WHAT THIS TASK INVOLVES:
Please report every line from the material that contains the word "favorites".

Records from a data source
►
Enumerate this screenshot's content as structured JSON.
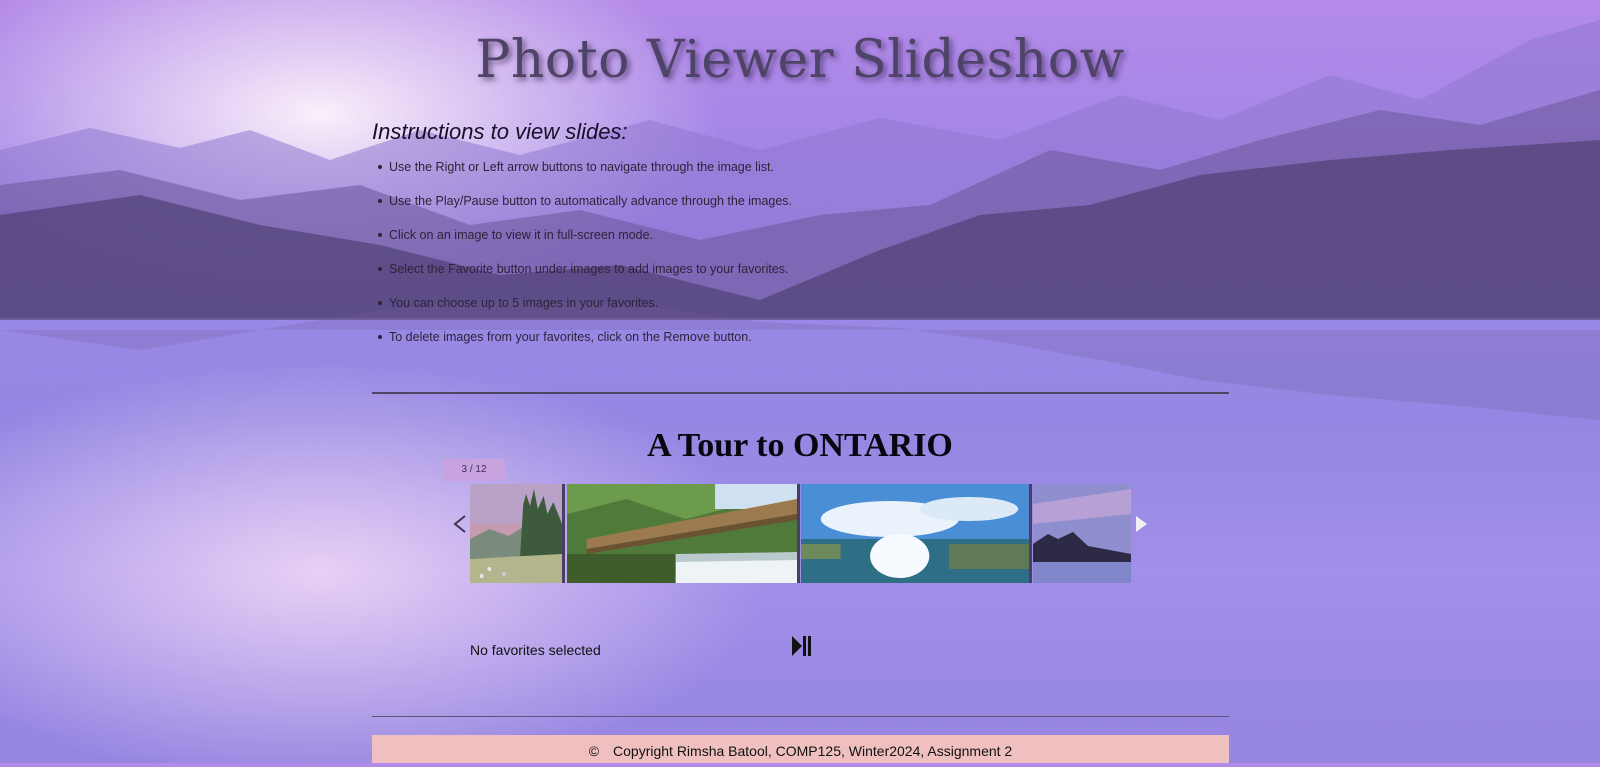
{
  "header": {
    "title": "Photo Viewer Slideshow"
  },
  "instructions": {
    "title": "Instructions to view slides:",
    "items": [
      "Use the Right or Left arrow buttons to navigate through the image list.",
      "Use the Play/Pause button to automatically advance through the images.",
      "Click on an image to view it in full-screen mode.",
      "Select the Favorite button under images to add images to your favorites.",
      "You can choose up to 5 images in your favorites.",
      "To delete images from your favorites, click on the Remove button."
    ]
  },
  "slideshow": {
    "title": "A Tour to ONTARIO",
    "counter": "3 / 12",
    "prev_icon": "chevron-left-icon",
    "next_icon": "chevron-right-icon",
    "play_pause_icon": "play-pause-icon",
    "favorites_text": "No favorites selected",
    "slides": [
      "forest-meadow",
      "boardwalk-waterfall",
      "niagara-falls",
      "lake-cliff-dusk"
    ]
  },
  "footer": {
    "copyright_symbol": "©",
    "text": "Copyright Rimsha Batool, COMP125, Winter2024, Assignment 2"
  },
  "colors": {
    "accent": "#efc0bf",
    "counter_bg": "#c9a3e0",
    "title": "#4e4468"
  }
}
◄
FINAL ANSWER:
      "Select the Favorite button under images to add images to your favorites.",
      "You can choose up to 5 images in your favorites.",
      "To delete images from your favorites, click on the Remove button."
    "favorites_text": "No favorites selected",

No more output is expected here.